BEGIN

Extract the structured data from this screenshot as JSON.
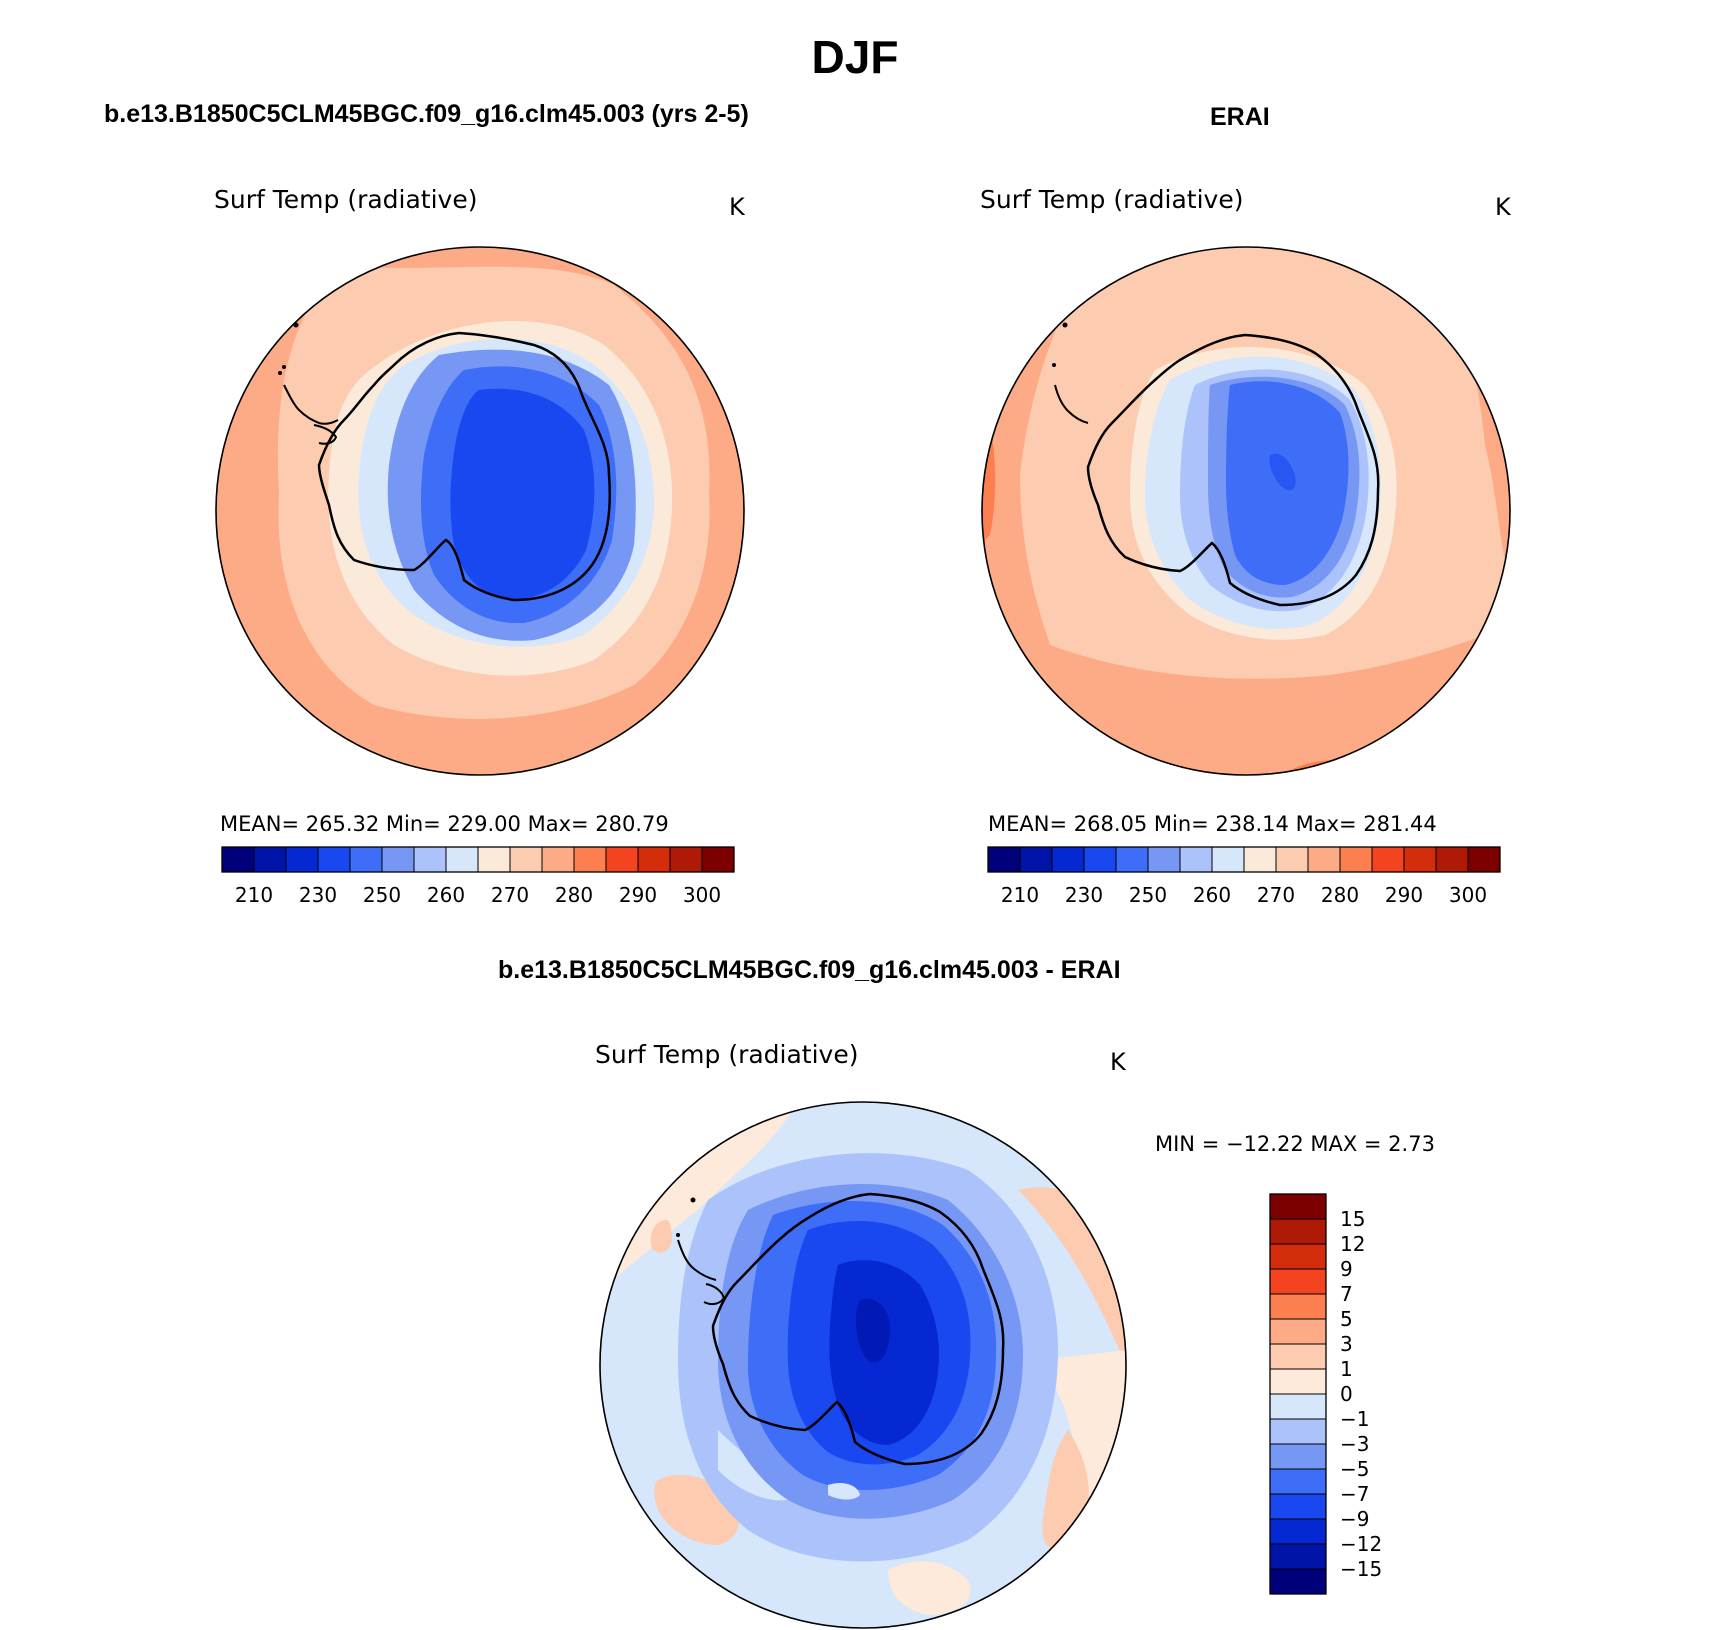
{
  "figure": {
    "title": "DJF",
    "colors": {
      "abs_levels": [
        "#00007a",
        "#0014a8",
        "#0528d2",
        "#1a48f0",
        "#3e6df7",
        "#7797f5",
        "#abc3fa",
        "#d6e6fb",
        "#fbe9da",
        "#fcccb0",
        "#fcab86",
        "#fb7f4f",
        "#f4441f",
        "#d42d0c",
        "#ae1a06",
        "#7c0000"
      ],
      "diff_levels": [
        "#00007a",
        "#0014a8",
        "#0528d2",
        "#1a48f0",
        "#3e6df7",
        "#7797f5",
        "#abc3fa",
        "#d6e6fb",
        "#fdeadb",
        "#fccbb0",
        "#fcab86",
        "#fb7f4f",
        "#f4441f",
        "#d42d0c",
        "#ae1a06",
        "#7c0000"
      ]
    }
  },
  "panels": {
    "model": {
      "case_title": "b.e13.B1850C5CLM45BGC.f09_g16.clm45.003 (yrs 2-5)",
      "variable": "Surf Temp (radiative)",
      "units": "K",
      "stats": "MEAN= 265.32   Min= 229.00   Max= 280.79"
    },
    "obs": {
      "case_title": "ERAI",
      "variable": "Surf Temp (radiative)",
      "units": "K",
      "stats": "MEAN= 268.05   Min= 238.14   Max= 281.44"
    },
    "diff": {
      "case_title": "b.e13.B1850C5CLM45BGC.f09_g16.clm45.003 - ERAI",
      "variable": "Surf Temp (radiative)",
      "units": "K",
      "stats": "MIN = −12.22 MAX =    2.73"
    }
  },
  "chart_data": [
    {
      "type": "heatmap",
      "projection": "south polar stereographic",
      "title": "b.e13.B1850C5CLM45BGC.f09_g16.clm45.003 (yrs 2-5)",
      "variable": "Surf Temp (radiative)",
      "units": "K",
      "mean": 265.32,
      "min": 229.0,
      "max": 280.79,
      "colorbar_tick_labels": [
        "210",
        "230",
        "250",
        "260",
        "270",
        "280",
        "290",
        "300"
      ]
    },
    {
      "type": "heatmap",
      "projection": "south polar stereographic",
      "title": "ERAI",
      "variable": "Surf Temp (radiative)",
      "units": "K",
      "mean": 268.05,
      "min": 238.14,
      "max": 281.44,
      "colorbar_tick_labels": [
        "210",
        "230",
        "250",
        "260",
        "270",
        "280",
        "290",
        "300"
      ]
    },
    {
      "type": "heatmap",
      "projection": "south polar stereographic",
      "title": "b.e13.B1850C5CLM45BGC.f09_g16.clm45.003 - ERAI",
      "variable": "Surf Temp (radiative)",
      "units": "K",
      "min": -12.22,
      "max": 2.73,
      "colorbar_tick_labels": [
        "15",
        "12",
        "9",
        "7",
        "5",
        "3",
        "1",
        "0",
        "−1",
        "−3",
        "−5",
        "−7",
        "−9",
        "−12",
        "−15"
      ]
    }
  ]
}
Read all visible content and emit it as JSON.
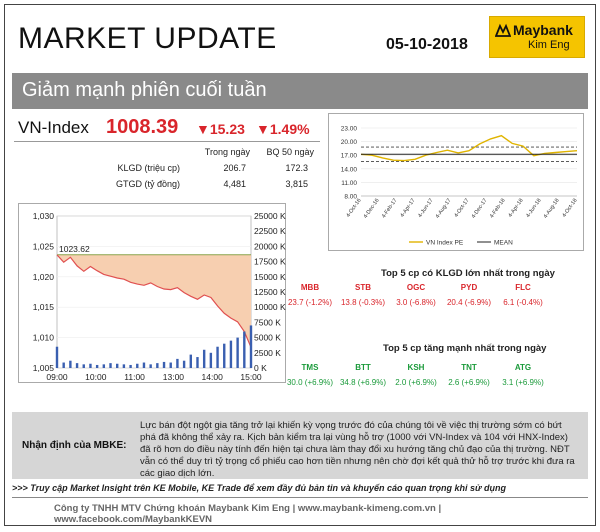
{
  "header": {
    "title": "MARKET UPDATE",
    "date": "05-10-2018",
    "logo_brand": "Maybank",
    "logo_sub": "Kim Eng"
  },
  "banner": {
    "text": "Giảm mạnh phiên cuối tuần"
  },
  "index": {
    "name": "VN-Index",
    "value": "1008.39",
    "change": "▼15.23",
    "change_pct": "▼1.49%"
  },
  "stats": {
    "col1": "Trong ngày",
    "col2": "BQ 50 ngày",
    "rows": [
      {
        "label": "KLGD (triệu cp)",
        "today": "206.7",
        "avg50": "172.3"
      },
      {
        "label": "GTGD (tỷ đồng)",
        "today": "4,481",
        "avg50": "3,815"
      }
    ]
  },
  "colors": {
    "accent_red": "#d9252b",
    "accent_green": "#1a9a3a",
    "logo_yellow": "#f5c400",
    "pe_line": "#e0b400",
    "index_line": "#e05050",
    "fill": "#f7cfb0"
  },
  "chart_data": [
    {
      "type": "line",
      "title": "",
      "series": [
        {
          "name": "VN Index PE",
          "values": [
            17.2,
            17.0,
            16.4,
            15.9,
            15.8,
            16.1,
            17.0,
            17.6,
            18.1,
            17.5,
            18.0,
            19.5,
            20.6,
            21.3,
            19.6,
            19.0,
            16.9,
            17.4,
            17.6,
            17.8,
            18.0
          ]
        },
        {
          "name": "MEAN",
          "values": [
            17.2,
            17.2,
            17.2,
            17.2,
            17.2,
            17.2,
            17.2,
            17.2,
            17.2,
            17.2,
            17.2,
            17.2,
            17.2,
            17.2,
            17.2,
            17.2,
            17.2,
            17.2,
            17.2,
            17.2,
            17.2
          ]
        }
      ],
      "bands": [
        18.8,
        15.6
      ],
      "x_ticks": [
        "4-Oct-16",
        "4-Dec-16",
        "4-Feb-17",
        "4-Apr-17",
        "4-Jun-17",
        "4-Aug-17",
        "4-Oct-17",
        "4-Dec-17",
        "4-Feb-18",
        "4-Apr-18",
        "4-Jun-18",
        "4-Aug-18",
        "4-Oct-18"
      ],
      "y_ticks": [
        "23.00",
        "20.00",
        "17.00",
        "14.00",
        "11.00",
        "8.00"
      ],
      "ylim": [
        8,
        23
      ],
      "legend": "bottom"
    },
    {
      "type": "area",
      "title": "",
      "x_ticks": [
        "09:00",
        "10:00",
        "11:00",
        "13:00",
        "14:00",
        "15:00"
      ],
      "y_left_ticks": [
        "1,030",
        "1,025",
        "1,020",
        "1,015",
        "1,010",
        "1,005"
      ],
      "y_right_ticks": [
        "25000 K",
        "22500 K",
        "20000 K",
        "17500 K",
        "15000 K",
        "12500 K",
        "10000 K",
        "7500 K",
        "5000 K",
        "2500 K",
        "0 K"
      ],
      "reference_label": "1023.62",
      "reference_value": 1023.62,
      "ylim": [
        1005,
        1030
      ],
      "index_values": [
        1023.6,
        1022.4,
        1023.2,
        1021.8,
        1020.9,
        1021.7,
        1021.0,
        1020.4,
        1020.1,
        1019.8,
        1019.6,
        1019.1,
        1018.8,
        1018.6,
        1019.0,
        1018.4,
        1018.0,
        1017.9,
        1018.2,
        1017.4,
        1016.8,
        1016.3,
        1017.0,
        1016.6,
        1015.2,
        1014.0,
        1013.2,
        1012.6,
        1011.0,
        1008.4
      ],
      "volume_k": [
        3500,
        900,
        1200,
        800,
        600,
        700,
        500,
        600,
        800,
        700,
        600,
        500,
        700,
        900,
        600,
        800,
        1000,
        900,
        1500,
        1200,
        2200,
        1800,
        3000,
        2500,
        3500,
        4000,
        4500,
        5000,
        6000,
        7000
      ]
    }
  ],
  "top_klgd": {
    "title": "Top 5 cp có KLGD lớn nhất trong ngày",
    "items": [
      {
        "code": "MBB",
        "detail": "23.7  (-1.2%)"
      },
      {
        "code": "STB",
        "detail": "13.8  (-0.3%)"
      },
      {
        "code": "OGC",
        "detail": "3.0  (-6.8%)"
      },
      {
        "code": "PYD",
        "detail": "20.4  (-6.9%)"
      },
      {
        "code": "FLC",
        "detail": "6.1  (-0.4%)"
      }
    ]
  },
  "top_gain": {
    "title": "Top 5 cp tăng mạnh nhất trong ngày",
    "items": [
      {
        "code": "TMS",
        "detail": "30.0  (+6.9%)"
      },
      {
        "code": "BTT",
        "detail": "34.8  (+6.9%)"
      },
      {
        "code": "KSH",
        "detail": "2.0  (+6.9%)"
      },
      {
        "code": "TNT",
        "detail": "2.6  (+6.9%)"
      },
      {
        "code": "ATG",
        "detail": "3.1  (+6.9%)"
      }
    ]
  },
  "assessment": {
    "label": "Nhận định của MBKE:",
    "text": "Lực bán đột ngột gia tăng trở lại khiến kỳ vọng trước đó của chúng tôi về việc thị trường sớm có bứt phá đã không thể xảy ra. Kịch bản kiểm tra lại vùng hỗ trợ (1000 với VN-Index và 104 với HNX-Index) đã rõ hơn do điều này tính đến hiện tại chưa làm thay đổi xu hướng tăng chủ đạo của thị trường. NĐT vẫn có thể duy trì tỷ trọng cổ phiếu cao hơn tiền nhưng nên chờ đợi kết quả thử hỗ trợ trước khi đưa ra các giao dịch lớn."
  },
  "footer": {
    "promo": ">>> Truy cập Market Insight trên KE Mobile, KE Trade để xem đầy đủ bản tin và khuyến cáo quan trọng khi sử dụng",
    "company": "Công ty TNHH MTV Chứng khoán Maybank Kim Eng  |  www.maybank-kimeng.com.vn  |  www.facebook.com/MaybankKEVN"
  }
}
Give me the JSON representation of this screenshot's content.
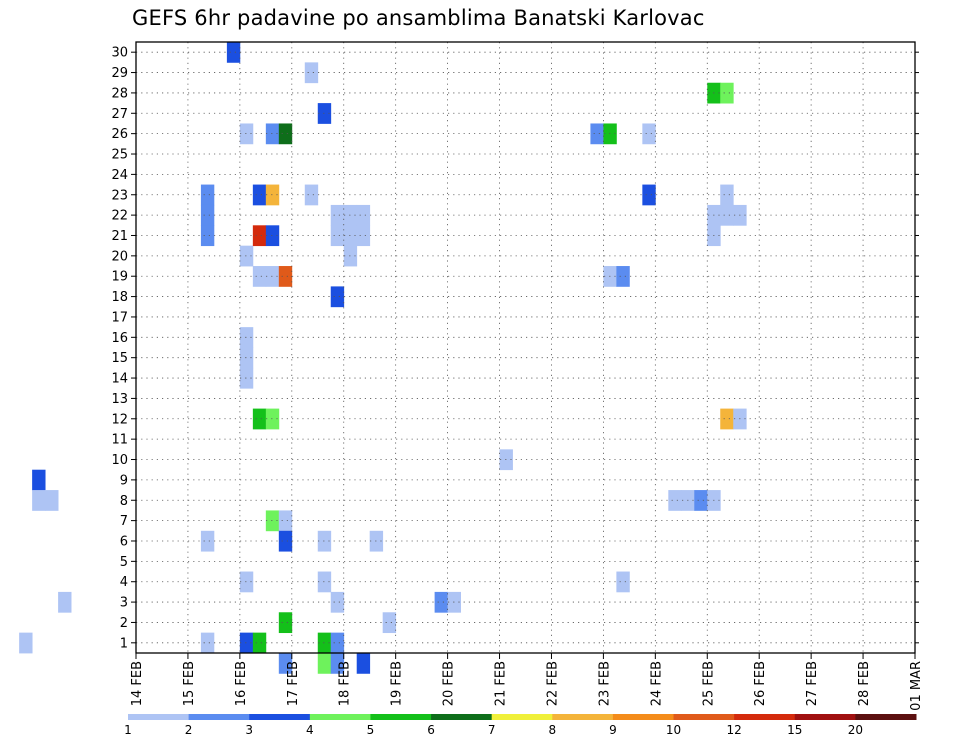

END

■ Exercise prompt
Go through the listing above and pull out each line containing the word "stats".

■ Completed task
      "stats": "MEAN= 265.32   Min= 229.00   Max= 280.79"
      "stats": "MEAN= 268.05   Min= 238.14   Max= 281.44"
      "stats": "MIN = −12.22 MAX =    2.73"
  "stats": {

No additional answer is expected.